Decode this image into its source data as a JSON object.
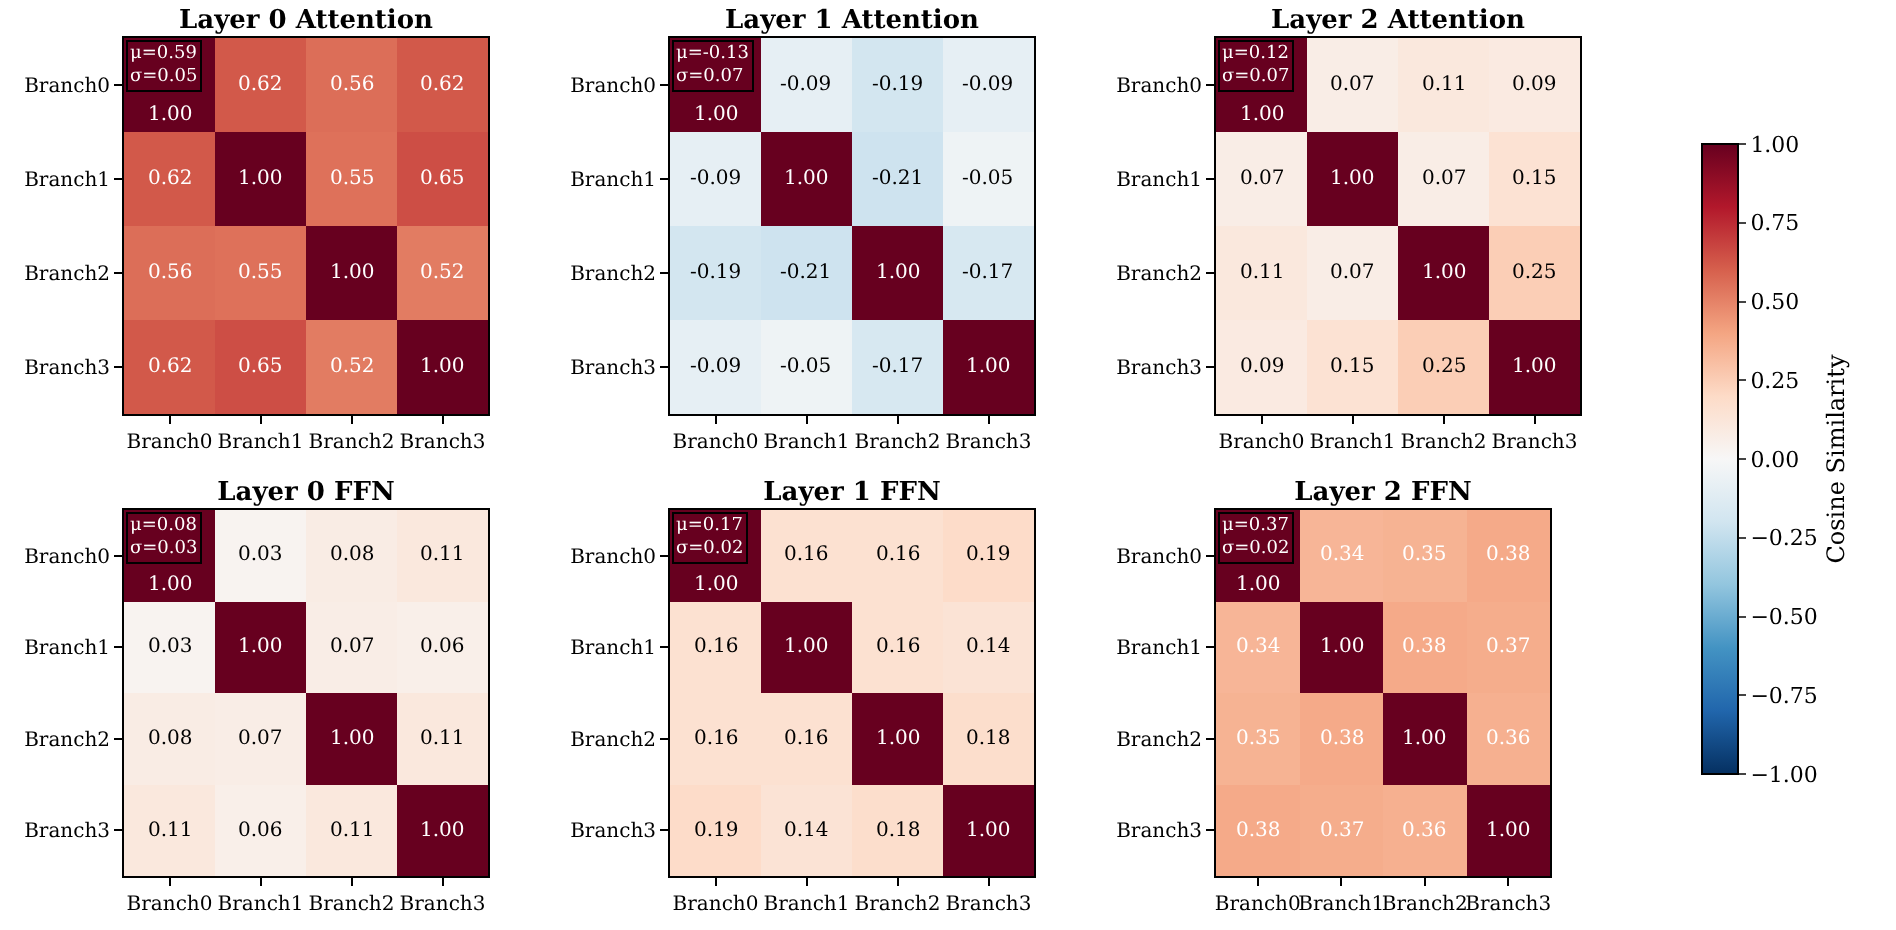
{
  "chart_data": [
    {
      "type": "heatmap",
      "title": "Layer 0 Attention",
      "categories": [
        "Branch0",
        "Branch1",
        "Branch2",
        "Branch3"
      ],
      "y_categories": [
        "Branch0",
        "Branch1",
        "Branch2",
        "Branch3"
      ],
      "cells": [
        [
          1,
          0.62,
          0.56,
          0.62
        ],
        [
          0.62,
          1,
          0.55,
          0.65
        ],
        [
          0.56,
          0.55,
          1,
          0.52
        ],
        [
          0.62,
          0.65,
          0.52,
          1
        ]
      ],
      "cell_labels": [
        [
          "1.00",
          "0.62",
          "0.56",
          "0.62"
        ],
        [
          "0.62",
          "1.00",
          "0.55",
          "0.65"
        ],
        [
          "0.56",
          "0.55",
          "1.00",
          "0.52"
        ],
        [
          "0.62",
          "0.65",
          "0.52",
          "1.00"
        ]
      ],
      "annotations": [
        "μ=0.59\nσ=0.05"
      ]
    },
    {
      "type": "heatmap",
      "title": "Layer 1 Attention",
      "categories": [
        "Branch0",
        "Branch1",
        "Branch2",
        "Branch3"
      ],
      "y_categories": [
        "Branch0",
        "Branch1",
        "Branch2",
        "Branch3"
      ],
      "cells": [
        [
          1,
          -0.09,
          -0.19,
          -0.09
        ],
        [
          -0.09,
          1,
          -0.21,
          -0.05
        ],
        [
          -0.19,
          -0.21,
          1,
          -0.17
        ],
        [
          -0.09,
          -0.05,
          -0.17,
          1
        ]
      ],
      "cell_labels": [
        [
          "1.00",
          "-0.09",
          "-0.19",
          "-0.09"
        ],
        [
          "-0.09",
          "1.00",
          "-0.21",
          "-0.05"
        ],
        [
          "-0.19",
          "-0.21",
          "1.00",
          "-0.17"
        ],
        [
          "-0.09",
          "-0.05",
          "-0.17",
          "1.00"
        ]
      ],
      "annotations": [
        "μ=-0.13\nσ=0.07"
      ]
    },
    {
      "type": "heatmap",
      "title": "Layer 2 Attention",
      "categories": [
        "Branch0",
        "Branch1",
        "Branch2",
        "Branch3"
      ],
      "y_categories": [
        "Branch0",
        "Branch1",
        "Branch2",
        "Branch3"
      ],
      "cells": [
        [
          1,
          0.07,
          0.11,
          0.09
        ],
        [
          0.07,
          1,
          0.07,
          0.15
        ],
        [
          0.11,
          0.07,
          1,
          0.25
        ],
        [
          0.09,
          0.15,
          0.25,
          1
        ]
      ],
      "cell_labels": [
        [
          "1.00",
          "0.07",
          "0.11",
          "0.09"
        ],
        [
          "0.07",
          "1.00",
          "0.07",
          "0.15"
        ],
        [
          "0.11",
          "0.07",
          "1.00",
          "0.25"
        ],
        [
          "0.09",
          "0.15",
          "0.25",
          "1.00"
        ]
      ],
      "annotations": [
        "μ=0.12\nσ=0.07"
      ]
    },
    {
      "type": "heatmap",
      "title": "Layer 0 FFN",
      "categories": [
        "Branch0",
        "Branch1",
        "Branch2",
        "Branch3"
      ],
      "y_categories": [
        "Branch0",
        "Branch1",
        "Branch2",
        "Branch3"
      ],
      "cells": [
        [
          1,
          0.03,
          0.08,
          0.11
        ],
        [
          0.03,
          1,
          0.07,
          0.06
        ],
        [
          0.08,
          0.07,
          1,
          0.11
        ],
        [
          0.11,
          0.06,
          0.11,
          1
        ]
      ],
      "cell_labels": [
        [
          "1.00",
          "0.03",
          "0.08",
          "0.11"
        ],
        [
          "0.03",
          "1.00",
          "0.07",
          "0.06"
        ],
        [
          "0.08",
          "0.07",
          "1.00",
          "0.11"
        ],
        [
          "0.11",
          "0.06",
          "0.11",
          "1.00"
        ]
      ],
      "annotations": [
        "μ=0.08\nσ=0.03"
      ]
    },
    {
      "type": "heatmap",
      "title": "Layer 1 FFN",
      "categories": [
        "Branch0",
        "Branch1",
        "Branch2",
        "Branch3"
      ],
      "y_categories": [
        "Branch0",
        "Branch1",
        "Branch2",
        "Branch3"
      ],
      "cells": [
        [
          1,
          0.16,
          0.16,
          0.19
        ],
        [
          0.16,
          1,
          0.16,
          0.14
        ],
        [
          0.16,
          0.16,
          1,
          0.18
        ],
        [
          0.19,
          0.14,
          0.18,
          1
        ]
      ],
      "cell_labels": [
        [
          "1.00",
          "0.16",
          "0.16",
          "0.19"
        ],
        [
          "0.16",
          "1.00",
          "0.16",
          "0.14"
        ],
        [
          "0.16",
          "0.16",
          "1.00",
          "0.18"
        ],
        [
          "0.19",
          "0.14",
          "0.18",
          "1.00"
        ]
      ],
      "annotations": [
        "μ=0.17\nσ=0.02"
      ]
    },
    {
      "type": "heatmap",
      "title": "Layer 2 FFN",
      "categories": [
        "Branch0",
        "Branch1",
        "Branch2",
        "Branch3"
      ],
      "y_categories": [
        "Branch0",
        "Branch1",
        "Branch2",
        "Branch3"
      ],
      "clim": [
        -1,
        1
      ],
      "cells": [
        [
          1,
          0.34,
          0.35,
          0.38
        ],
        [
          0.34,
          1,
          0.38,
          0.37
        ],
        [
          0.35,
          0.38,
          1,
          0.36
        ],
        [
          0.38,
          0.37,
          0.36,
          1
        ]
      ],
      "cell_labels": [
        [
          "1.00",
          "0.34",
          "0.35",
          "0.38"
        ],
        [
          "0.34",
          "1.00",
          "0.38",
          "0.37"
        ],
        [
          "0.35",
          "0.38",
          "1.00",
          "0.36"
        ],
        [
          "0.38",
          "0.37",
          "0.36",
          "1.00"
        ]
      ],
      "annotations": [
        "μ=0.37\nσ=0.02"
      ],
      "clabel": "Cosine Similarity",
      "cticks": [
        {
          "value": 1,
          "label": "1.00"
        },
        {
          "value": 0.75,
          "label": "0.75"
        },
        {
          "value": 0.5,
          "label": "0.50"
        },
        {
          "value": 0.25,
          "label": "0.25"
        },
        {
          "value": 0,
          "label": "0.00"
        },
        {
          "value": -0.25,
          "label": "−0.25"
        },
        {
          "value": -0.5,
          "label": "−0.50"
        },
        {
          "value": -0.75,
          "label": "−0.75"
        },
        {
          "value": -1,
          "label": "−1.00"
        }
      ]
    }
  ]
}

*EXERCISE INSTRUCTIONS:* Give every record again exactly, apart from the pictures, which stay out.

*SOLUTION BELOW:*
Decode this image into its source data as a JSON object.
{
  "chart_data": [
    {
      "type": "heatmap",
      "title": "Layer 0 Attention",
      "categories": [
        "Branch0",
        "Branch1",
        "Branch2",
        "Branch3"
      ],
      "y_categories": [
        "Branch0",
        "Branch1",
        "Branch2",
        "Branch3"
      ],
      "cells": [
        [
          1,
          0.62,
          0.56,
          0.62
        ],
        [
          0.62,
          1,
          0.55,
          0.65
        ],
        [
          0.56,
          0.55,
          1,
          0.52
        ],
        [
          0.62,
          0.65,
          0.52,
          1
        ]
      ],
      "cell_labels": [
        [
          "1.00",
          "0.62",
          "0.56",
          "0.62"
        ],
        [
          "0.62",
          "1.00",
          "0.55",
          "0.65"
        ],
        [
          "0.56",
          "0.55",
          "1.00",
          "0.52"
        ],
        [
          "0.62",
          "0.65",
          "0.52",
          "1.00"
        ]
      ],
      "annotations": [
        "μ=0.59\nσ=0.05"
      ]
    },
    {
      "type": "heatmap",
      "title": "Layer 1 Attention",
      "categories": [
        "Branch0",
        "Branch1",
        "Branch2",
        "Branch3"
      ],
      "y_categories": [
        "Branch0",
        "Branch1",
        "Branch2",
        "Branch3"
      ],
      "cells": [
        [
          1,
          -0.09,
          -0.19,
          -0.09
        ],
        [
          -0.09,
          1,
          -0.21,
          -0.05
        ],
        [
          -0.19,
          -0.21,
          1,
          -0.17
        ],
        [
          -0.09,
          -0.05,
          -0.17,
          1
        ]
      ],
      "cell_labels": [
        [
          "1.00",
          "-0.09",
          "-0.19",
          "-0.09"
        ],
        [
          "-0.09",
          "1.00",
          "-0.21",
          "-0.05"
        ],
        [
          "-0.19",
          "-0.21",
          "1.00",
          "-0.17"
        ],
        [
          "-0.09",
          "-0.05",
          "-0.17",
          "1.00"
        ]
      ],
      "annotations": [
        "μ=-0.13\nσ=0.07"
      ]
    },
    {
      "type": "heatmap",
      "title": "Layer 2 Attention",
      "categories": [
        "Branch0",
        "Branch1",
        "Branch2",
        "Branch3"
      ],
      "y_categories": [
        "Branch0",
        "Branch1",
        "Branch2",
        "Branch3"
      ],
      "cells": [
        [
          1,
          0.07,
          0.11,
          0.09
        ],
        [
          0.07,
          1,
          0.07,
          0.15
        ],
        [
          0.11,
          0.07,
          1,
          0.25
        ],
        [
          0.09,
          0.15,
          0.25,
          1
        ]
      ],
      "cell_labels": [
        [
          "1.00",
          "0.07",
          "0.11",
          "0.09"
        ],
        [
          "0.07",
          "1.00",
          "0.07",
          "0.15"
        ],
        [
          "0.11",
          "0.07",
          "1.00",
          "0.25"
        ],
        [
          "0.09",
          "0.15",
          "0.25",
          "1.00"
        ]
      ],
      "annotations": [
        "μ=0.12\nσ=0.07"
      ]
    },
    {
      "type": "heatmap",
      "title": "Layer 0 FFN",
      "categories": [
        "Branch0",
        "Branch1",
        "Branch2",
        "Branch3"
      ],
      "y_categories": [
        "Branch0",
        "Branch1",
        "Branch2",
        "Branch3"
      ],
      "cells": [
        [
          1,
          0.03,
          0.08,
          0.11
        ],
        [
          0.03,
          1,
          0.07,
          0.06
        ],
        [
          0.08,
          0.07,
          1,
          0.11
        ],
        [
          0.11,
          0.06,
          0.11,
          1
        ]
      ],
      "cell_labels": [
        [
          "1.00",
          "0.03",
          "0.08",
          "0.11"
        ],
        [
          "0.03",
          "1.00",
          "0.07",
          "0.06"
        ],
        [
          "0.08",
          "0.07",
          "1.00",
          "0.11"
        ],
        [
          "0.11",
          "0.06",
          "0.11",
          "1.00"
        ]
      ],
      "annotations": [
        "μ=0.08\nσ=0.03"
      ]
    },
    {
      "type": "heatmap",
      "title": "Layer 1 FFN",
      "categories": [
        "Branch0",
        "Branch1",
        "Branch2",
        "Branch3"
      ],
      "y_categories": [
        "Branch0",
        "Branch1",
        "Branch2",
        "Branch3"
      ],
      "cells": [
        [
          1,
          0.16,
          0.16,
          0.19
        ],
        [
          0.16,
          1,
          0.16,
          0.14
        ],
        [
          0.16,
          0.16,
          1,
          0.18
        ],
        [
          0.19,
          0.14,
          0.18,
          1
        ]
      ],
      "cell_labels": [
        [
          "1.00",
          "0.16",
          "0.16",
          "0.19"
        ],
        [
          "0.16",
          "1.00",
          "0.16",
          "0.14"
        ],
        [
          "0.16",
          "0.16",
          "1.00",
          "0.18"
        ],
        [
          "0.19",
          "0.14",
          "0.18",
          "1.00"
        ]
      ],
      "annotations": [
        "μ=0.17\nσ=0.02"
      ]
    },
    {
      "type": "heatmap",
      "title": "Layer 2 FFN",
      "categories": [
        "Branch0",
        "Branch1",
        "Branch2",
        "Branch3"
      ],
      "y_categories": [
        "Branch0",
        "Branch1",
        "Branch2",
        "Branch3"
      ],
      "clim": [
        -1,
        1
      ],
      "cells": [
        [
          1,
          0.34,
          0.35,
          0.38
        ],
        [
          0.34,
          1,
          0.38,
          0.37
        ],
        [
          0.35,
          0.38,
          1,
          0.36
        ],
        [
          0.38,
          0.37,
          0.36,
          1
        ]
      ],
      "cell_labels": [
        [
          "1.00",
          "0.34",
          "0.35",
          "0.38"
        ],
        [
          "0.34",
          "1.00",
          "0.38",
          "0.37"
        ],
        [
          "0.35",
          "0.38",
          "1.00",
          "0.36"
        ],
        [
          "0.38",
          "0.37",
          "0.36",
          "1.00"
        ]
      ],
      "annotations": [
        "μ=0.37\nσ=0.02"
      ],
      "clabel": "Cosine Similarity",
      "cticks": [
        {
          "value": 1,
          "label": "1.00"
        },
        {
          "value": 0.75,
          "label": "0.75"
        },
        {
          "value": 0.5,
          "label": "0.50"
        },
        {
          "value": 0.25,
          "label": "0.25"
        },
        {
          "value": 0,
          "label": "0.00"
        },
        {
          "value": -0.25,
          "label": "−0.25"
        },
        {
          "value": -0.5,
          "label": "−0.50"
        },
        {
          "value": -0.75,
          "label": "−0.75"
        },
        {
          "value": -1,
          "label": "−1.00"
        }
      ]
    }
  ]
}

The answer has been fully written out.